*LISTED RECORDS*:
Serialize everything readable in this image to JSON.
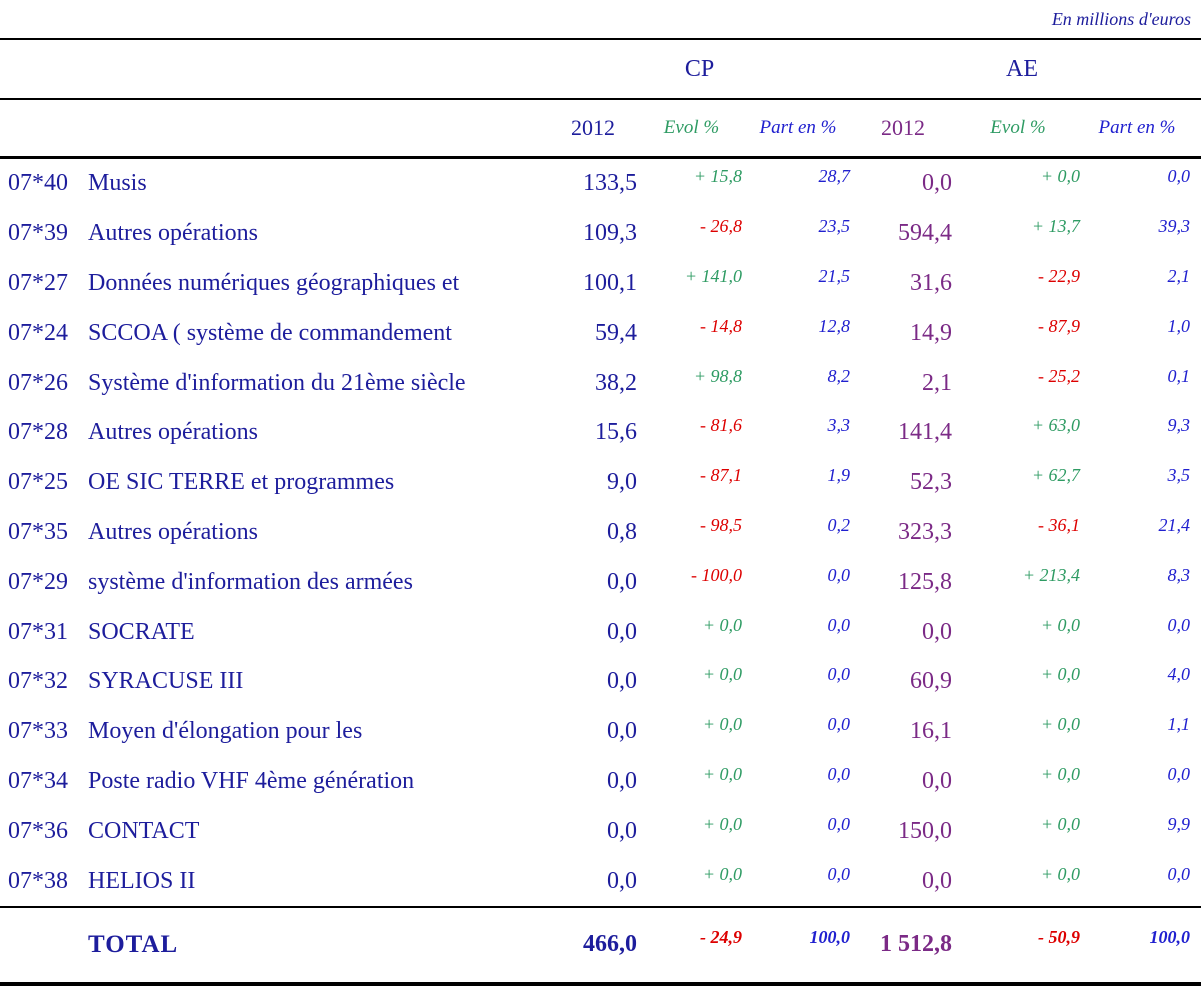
{
  "meta": {
    "units_note": "En millions d'euros"
  },
  "colors": {
    "navy": "#1d1d9c",
    "purple": "#7b2a86",
    "green": "#2e9b63",
    "red": "#dd0000",
    "blue": "#2020cf",
    "line": "#000000"
  },
  "table": {
    "groups": [
      {
        "label": "CP"
      },
      {
        "label": "AE"
      }
    ],
    "columns": {
      "year": "2012",
      "evol": "Evol %",
      "part": "Part en %"
    },
    "rows": [
      {
        "code": "07*40",
        "label": "Musis",
        "cp": {
          "v": "133,5",
          "evol": "+ 15,8",
          "part": "28,7"
        },
        "ae": {
          "v": "0,0",
          "evol": "+ 0,0",
          "part": "0,0"
        }
      },
      {
        "code": "07*39",
        "label": "Autres opérations",
        "cp": {
          "v": "109,3",
          "evol": "- 26,8",
          "part": "23,5"
        },
        "ae": {
          "v": "594,4",
          "evol": "+ 13,7",
          "part": "39,3"
        }
      },
      {
        "code": "07*27",
        "label": "Données numériques géographiques et",
        "cp": {
          "v": "100,1",
          "evol": "+ 141,0",
          "part": "21,5"
        },
        "ae": {
          "v": "31,6",
          "evol": "- 22,9",
          "part": "2,1"
        }
      },
      {
        "code": "07*24",
        "label": "SCCOA ( système de commandement",
        "cp": {
          "v": "59,4",
          "evol": "- 14,8",
          "part": "12,8"
        },
        "ae": {
          "v": "14,9",
          "evol": "- 87,9",
          "part": "1,0"
        }
      },
      {
        "code": "07*26",
        "label": "Système d'information du 21ème siècle",
        "cp": {
          "v": "38,2",
          "evol": "+ 98,8",
          "part": "8,2"
        },
        "ae": {
          "v": "2,1",
          "evol": "- 25,2",
          "part": "0,1"
        }
      },
      {
        "code": "07*28",
        "label": "Autres opérations",
        "cp": {
          "v": "15,6",
          "evol": "- 81,6",
          "part": "3,3"
        },
        "ae": {
          "v": "141,4",
          "evol": "+ 63,0",
          "part": "9,3"
        }
      },
      {
        "code": "07*25",
        "label": "OE SIC TERRE et programmes",
        "cp": {
          "v": "9,0",
          "evol": "- 87,1",
          "part": "1,9"
        },
        "ae": {
          "v": "52,3",
          "evol": "+ 62,7",
          "part": "3,5"
        }
      },
      {
        "code": "07*35",
        "label": "Autres opérations",
        "cp": {
          "v": "0,8",
          "evol": "- 98,5",
          "part": "0,2"
        },
        "ae": {
          "v": "323,3",
          "evol": "- 36,1",
          "part": "21,4"
        }
      },
      {
        "code": "07*29",
        "label": "système d'information des armées",
        "cp": {
          "v": "0,0",
          "evol": "- 100,0",
          "part": "0,0"
        },
        "ae": {
          "v": "125,8",
          "evol": "+ 213,4",
          "part": "8,3"
        }
      },
      {
        "code": "07*31",
        "label": "SOCRATE",
        "cp": {
          "v": "0,0",
          "evol": "+ 0,0",
          "part": "0,0"
        },
        "ae": {
          "v": "0,0",
          "evol": "+ 0,0",
          "part": "0,0"
        }
      },
      {
        "code": "07*32",
        "label": "SYRACUSE III",
        "cp": {
          "v": "0,0",
          "evol": "+ 0,0",
          "part": "0,0"
        },
        "ae": {
          "v": "60,9",
          "evol": "+ 0,0",
          "part": "4,0"
        }
      },
      {
        "code": "07*33",
        "label": "Moyen d'élongation pour les",
        "cp": {
          "v": "0,0",
          "evol": "+ 0,0",
          "part": "0,0"
        },
        "ae": {
          "v": "16,1",
          "evol": "+ 0,0",
          "part": "1,1"
        }
      },
      {
        "code": "07*34",
        "label": "Poste radio VHF 4ème génération",
        "cp": {
          "v": "0,0",
          "evol": "+ 0,0",
          "part": "0,0"
        },
        "ae": {
          "v": "0,0",
          "evol": "+ 0,0",
          "part": "0,0"
        }
      },
      {
        "code": "07*36",
        "label": "CONTACT",
        "cp": {
          "v": "0,0",
          "evol": "+ 0,0",
          "part": "0,0"
        },
        "ae": {
          "v": "150,0",
          "evol": "+ 0,0",
          "part": "9,9"
        }
      },
      {
        "code": "07*38",
        "label": "HELIOS II",
        "cp": {
          "v": "0,0",
          "evol": "+ 0,0",
          "part": "0,0"
        },
        "ae": {
          "v": "0,0",
          "evol": "+ 0,0",
          "part": "0,0"
        }
      }
    ],
    "total": {
      "label": "TOTAL",
      "cp": {
        "v": "466,0",
        "evol": "- 24,9",
        "part": "100,0"
      },
      "ae": {
        "v": "1 512,8",
        "evol": "- 50,9",
        "part": "100,0"
      }
    }
  }
}
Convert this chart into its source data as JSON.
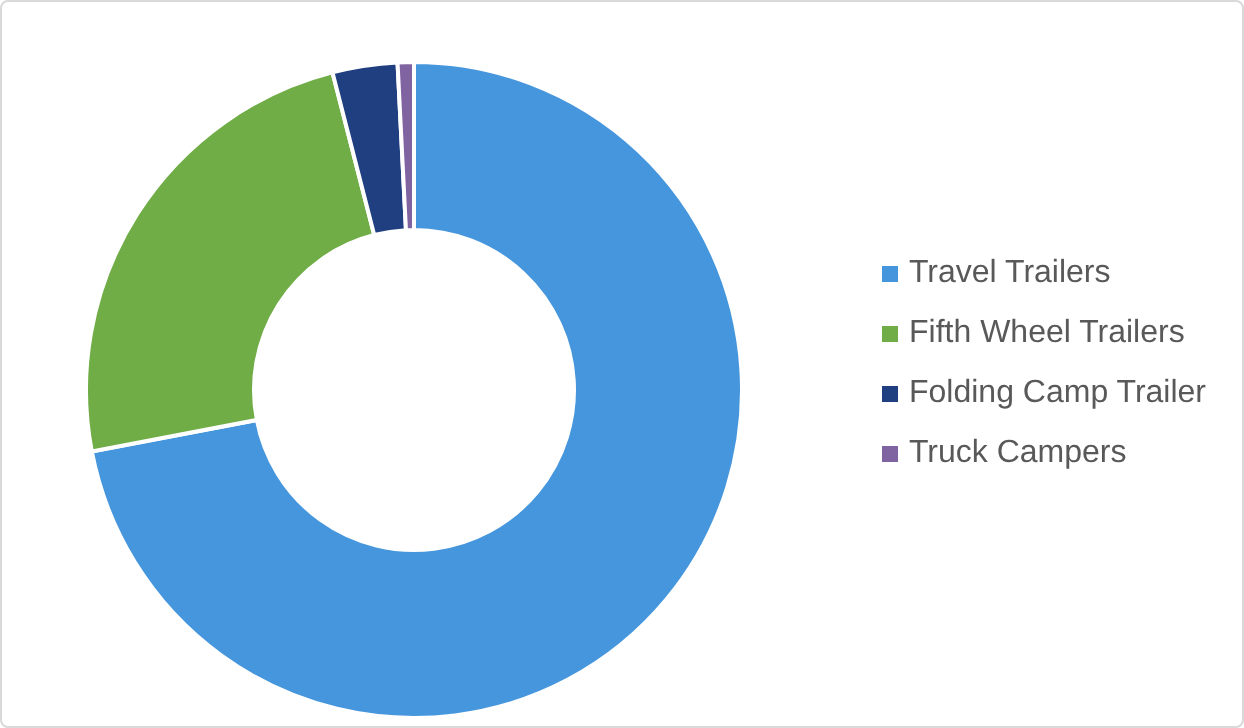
{
  "chart_data": {
    "type": "donut",
    "categories": [
      "Travel Trailers",
      "Fifth Wheel Trailers",
      "Folding Camp Trailer",
      "Truck Campers"
    ],
    "values": [
      72,
      24,
      3.2,
      0.8
    ],
    "colors": [
      "#4596dc",
      "#70ad47",
      "#203f80",
      "#8064a2"
    ],
    "legend": "right"
  }
}
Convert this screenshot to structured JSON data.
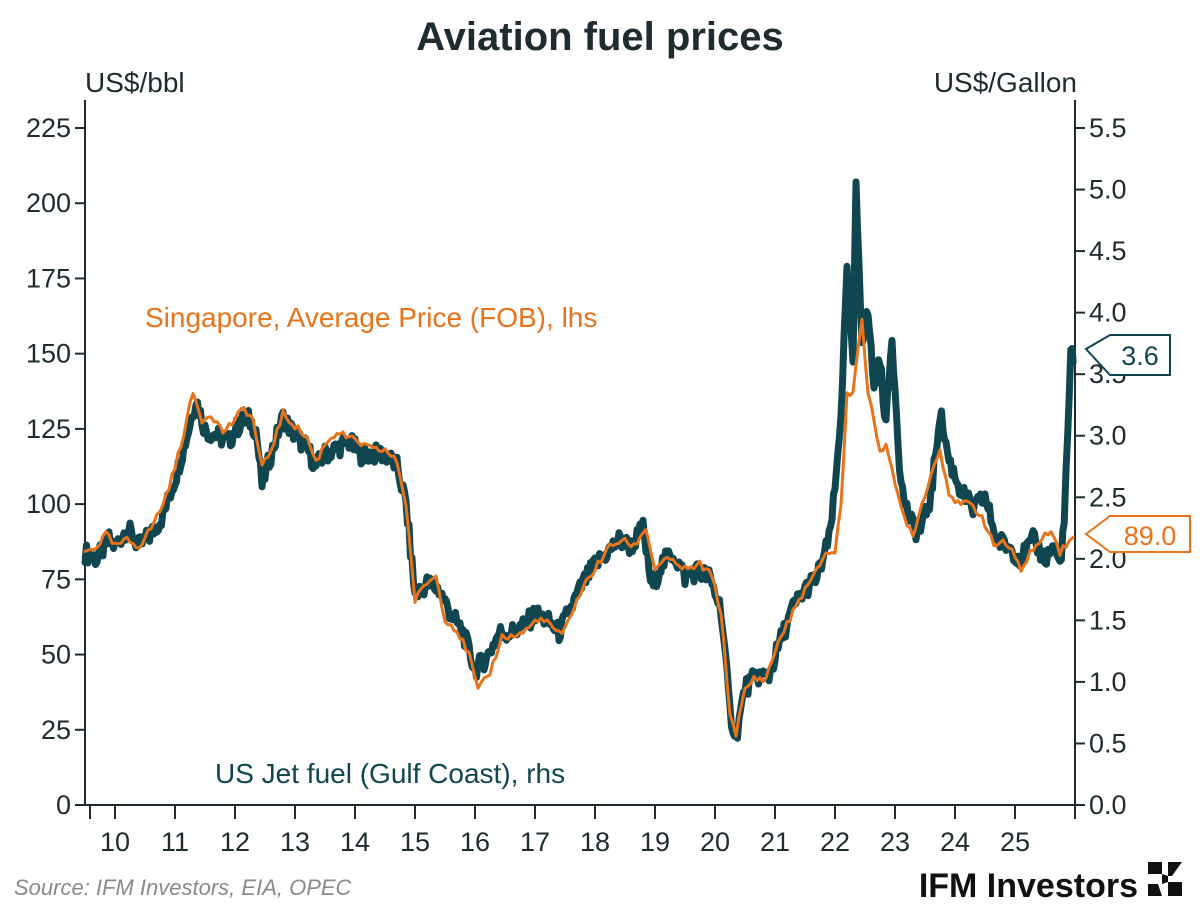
{
  "chart_data": {
    "type": "line",
    "title": "Aviation fuel prices",
    "ylabel_left": "US$/bbl",
    "ylabel_right": "US$/Gallon",
    "ylim_left": [
      0,
      225
    ],
    "ylim_right": [
      0,
      5.5
    ],
    "yticks_left": [
      "0",
      "25",
      "50",
      "75",
      "100",
      "125",
      "150",
      "175",
      "200",
      "225"
    ],
    "yticks_right": [
      "0.0",
      "0.5",
      "1.0",
      "1.5",
      "2.0",
      "2.5",
      "3.0",
      "3.5",
      "4.0",
      "4.5",
      "5.0",
      "5.5"
    ],
    "xlim": [
      2009.5,
      2026.0
    ],
    "x_tick_labels": [
      "10",
      "11",
      "12",
      "13",
      "14",
      "15",
      "16",
      "17",
      "18",
      "19",
      "20",
      "21",
      "22",
      "23",
      "24",
      "25"
    ],
    "grid": false,
    "series": [
      {
        "name": "US Jet fuel (Gulf Coast), rhs",
        "axis": "right",
        "color": "#0f4650",
        "last_value_label": "3.6",
        "points": [
          [
            2009.5,
            2.05
          ],
          [
            2009.7,
            2.0
          ],
          [
            2009.9,
            2.15
          ],
          [
            2010.0,
            2.1
          ],
          [
            2010.2,
            2.25
          ],
          [
            2010.4,
            2.1
          ],
          [
            2010.6,
            2.2
          ],
          [
            2010.8,
            2.35
          ],
          [
            2011.0,
            2.65
          ],
          [
            2011.2,
            3.0
          ],
          [
            2011.35,
            3.3
          ],
          [
            2011.5,
            3.05
          ],
          [
            2011.7,
            3.0
          ],
          [
            2011.9,
            2.95
          ],
          [
            2012.0,
            3.05
          ],
          [
            2012.2,
            3.15
          ],
          [
            2012.35,
            3.05
          ],
          [
            2012.45,
            2.6
          ],
          [
            2012.6,
            2.85
          ],
          [
            2012.8,
            3.15
          ],
          [
            2013.0,
            3.0
          ],
          [
            2013.2,
            2.9
          ],
          [
            2013.35,
            2.75
          ],
          [
            2013.5,
            2.85
          ],
          [
            2013.7,
            2.9
          ],
          [
            2013.9,
            2.95
          ],
          [
            2014.1,
            2.85
          ],
          [
            2014.3,
            2.85
          ],
          [
            2014.5,
            2.85
          ],
          [
            2014.7,
            2.75
          ],
          [
            2014.85,
            2.45
          ],
          [
            2015.0,
            1.7
          ],
          [
            2015.2,
            1.8
          ],
          [
            2015.4,
            1.75
          ],
          [
            2015.6,
            1.55
          ],
          [
            2015.8,
            1.4
          ],
          [
            2016.0,
            1.1
          ],
          [
            2016.2,
            1.2
          ],
          [
            2016.4,
            1.4
          ],
          [
            2016.6,
            1.4
          ],
          [
            2016.8,
            1.45
          ],
          [
            2017.0,
            1.55
          ],
          [
            2017.2,
            1.5
          ],
          [
            2017.4,
            1.4
          ],
          [
            2017.6,
            1.6
          ],
          [
            2017.8,
            1.8
          ],
          [
            2018.0,
            1.95
          ],
          [
            2018.2,
            2.05
          ],
          [
            2018.4,
            2.15
          ],
          [
            2018.6,
            2.1
          ],
          [
            2018.8,
            2.25
          ],
          [
            2018.95,
            1.75
          ],
          [
            2019.1,
            1.95
          ],
          [
            2019.3,
            2.05
          ],
          [
            2019.5,
            1.85
          ],
          [
            2019.7,
            1.9
          ],
          [
            2019.9,
            1.85
          ],
          [
            2020.1,
            1.6
          ],
          [
            2020.25,
            0.75
          ],
          [
            2020.35,
            0.55
          ],
          [
            2020.5,
            0.95
          ],
          [
            2020.7,
            1.05
          ],
          [
            2020.9,
            1.05
          ],
          [
            2021.1,
            1.35
          ],
          [
            2021.3,
            1.6
          ],
          [
            2021.5,
            1.75
          ],
          [
            2021.7,
            1.85
          ],
          [
            2021.9,
            2.15
          ],
          [
            2022.0,
            2.55
          ],
          [
            2022.1,
            3.2
          ],
          [
            2022.2,
            4.3
          ],
          [
            2022.3,
            3.6
          ],
          [
            2022.35,
            5.0
          ],
          [
            2022.45,
            3.8
          ],
          [
            2022.55,
            4.0
          ],
          [
            2022.65,
            3.4
          ],
          [
            2022.75,
            3.6
          ],
          [
            2022.85,
            3.1
          ],
          [
            2022.95,
            3.8
          ],
          [
            2023.1,
            2.6
          ],
          [
            2023.25,
            2.3
          ],
          [
            2023.4,
            2.2
          ],
          [
            2023.6,
            2.5
          ],
          [
            2023.75,
            3.2
          ],
          [
            2023.9,
            2.8
          ],
          [
            2024.1,
            2.55
          ],
          [
            2024.3,
            2.4
          ],
          [
            2024.5,
            2.5
          ],
          [
            2024.7,
            2.15
          ],
          [
            2024.9,
            2.1
          ],
          [
            2025.1,
            2.0
          ],
          [
            2025.3,
            2.15
          ],
          [
            2025.5,
            2.0
          ],
          [
            2025.65,
            2.1
          ],
          [
            2025.75,
            1.95
          ],
          [
            2025.82,
            2.3
          ],
          [
            2025.88,
            3.0
          ],
          [
            2025.93,
            3.7
          ],
          [
            2025.97,
            3.6
          ]
        ]
      },
      {
        "name": "Singapore, Average Price (FOB), lhs",
        "axis": "left",
        "color": "#e8731a",
        "last_value_label": "89.0",
        "points": [
          [
            2009.5,
            84
          ],
          [
            2009.7,
            86
          ],
          [
            2009.85,
            90
          ],
          [
            2010.0,
            86
          ],
          [
            2010.2,
            88
          ],
          [
            2010.4,
            86
          ],
          [
            2010.6,
            92
          ],
          [
            2010.8,
            100
          ],
          [
            2011.0,
            112
          ],
          [
            2011.15,
            124
          ],
          [
            2011.3,
            137
          ],
          [
            2011.45,
            128
          ],
          [
            2011.6,
            130
          ],
          [
            2011.8,
            124
          ],
          [
            2012.0,
            128
          ],
          [
            2012.15,
            132
          ],
          [
            2012.3,
            128
          ],
          [
            2012.45,
            112
          ],
          [
            2012.6,
            118
          ],
          [
            2012.8,
            130
          ],
          [
            2013.0,
            126
          ],
          [
            2013.2,
            122
          ],
          [
            2013.35,
            114
          ],
          [
            2013.5,
            120
          ],
          [
            2013.7,
            124
          ],
          [
            2013.9,
            122
          ],
          [
            2014.1,
            120
          ],
          [
            2014.3,
            118
          ],
          [
            2014.5,
            118
          ],
          [
            2014.7,
            114
          ],
          [
            2014.85,
            100
          ],
          [
            2015.0,
            68
          ],
          [
            2015.2,
            74
          ],
          [
            2015.35,
            76
          ],
          [
            2015.5,
            62
          ],
          [
            2015.7,
            58
          ],
          [
            2015.9,
            50
          ],
          [
            2016.05,
            38
          ],
          [
            2016.25,
            44
          ],
          [
            2016.45,
            56
          ],
          [
            2016.65,
            56
          ],
          [
            2016.85,
            58
          ],
          [
            2017.05,
            62
          ],
          [
            2017.25,
            60
          ],
          [
            2017.45,
            56
          ],
          [
            2017.65,
            66
          ],
          [
            2017.85,
            74
          ],
          [
            2018.05,
            80
          ],
          [
            2018.25,
            86
          ],
          [
            2018.45,
            88
          ],
          [
            2018.65,
            86
          ],
          [
            2018.85,
            92
          ],
          [
            2019.0,
            78
          ],
          [
            2019.15,
            82
          ],
          [
            2019.35,
            80
          ],
          [
            2019.55,
            78
          ],
          [
            2019.75,
            80
          ],
          [
            2019.95,
            76
          ],
          [
            2020.1,
            64
          ],
          [
            2020.25,
            30
          ],
          [
            2020.35,
            24
          ],
          [
            2020.5,
            38
          ],
          [
            2020.65,
            42
          ],
          [
            2020.85,
            42
          ],
          [
            2021.05,
            54
          ],
          [
            2021.25,
            62
          ],
          [
            2021.45,
            70
          ],
          [
            2021.65,
            76
          ],
          [
            2021.85,
            84
          ],
          [
            2022.0,
            84
          ],
          [
            2022.1,
            100
          ],
          [
            2022.2,
            136
          ],
          [
            2022.3,
            138
          ],
          [
            2022.45,
            162
          ],
          [
            2022.55,
            136
          ],
          [
            2022.65,
            128
          ],
          [
            2022.75,
            118
          ],
          [
            2022.85,
            120
          ],
          [
            2023.0,
            106
          ],
          [
            2023.15,
            96
          ],
          [
            2023.3,
            90
          ],
          [
            2023.45,
            100
          ],
          [
            2023.6,
            110
          ],
          [
            2023.75,
            118
          ],
          [
            2023.9,
            104
          ],
          [
            2024.05,
            100
          ],
          [
            2024.25,
            100
          ],
          [
            2024.45,
            96
          ],
          [
            2024.65,
            86
          ],
          [
            2024.8,
            88
          ],
          [
            2024.95,
            84
          ],
          [
            2025.1,
            78
          ],
          [
            2025.25,
            84
          ],
          [
            2025.45,
            88
          ],
          [
            2025.6,
            92
          ],
          [
            2025.75,
            84
          ],
          [
            2025.9,
            88
          ],
          [
            2025.97,
            89
          ]
        ]
      }
    ],
    "annotations": {
      "right_callout": "3.6",
      "left_callout": "89.0"
    }
  },
  "footer": {
    "source": "Source: IFM Investors, EIA, OPEC",
    "brand": "IFM Investors"
  },
  "colors": {
    "text": "#1e2b2f",
    "us_jet": "#0f4650",
    "singapore": "#e8731a",
    "source": "#8a8a8a"
  }
}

*THE EXERCISE*: Copy all lines from the data that hold the word "source".

*RESPONSE BELOW*:
Convert this chart into its source data as JSON.
    "source": "Source: IFM Investors, EIA, OPEC",
    "source": "#8a8a8a"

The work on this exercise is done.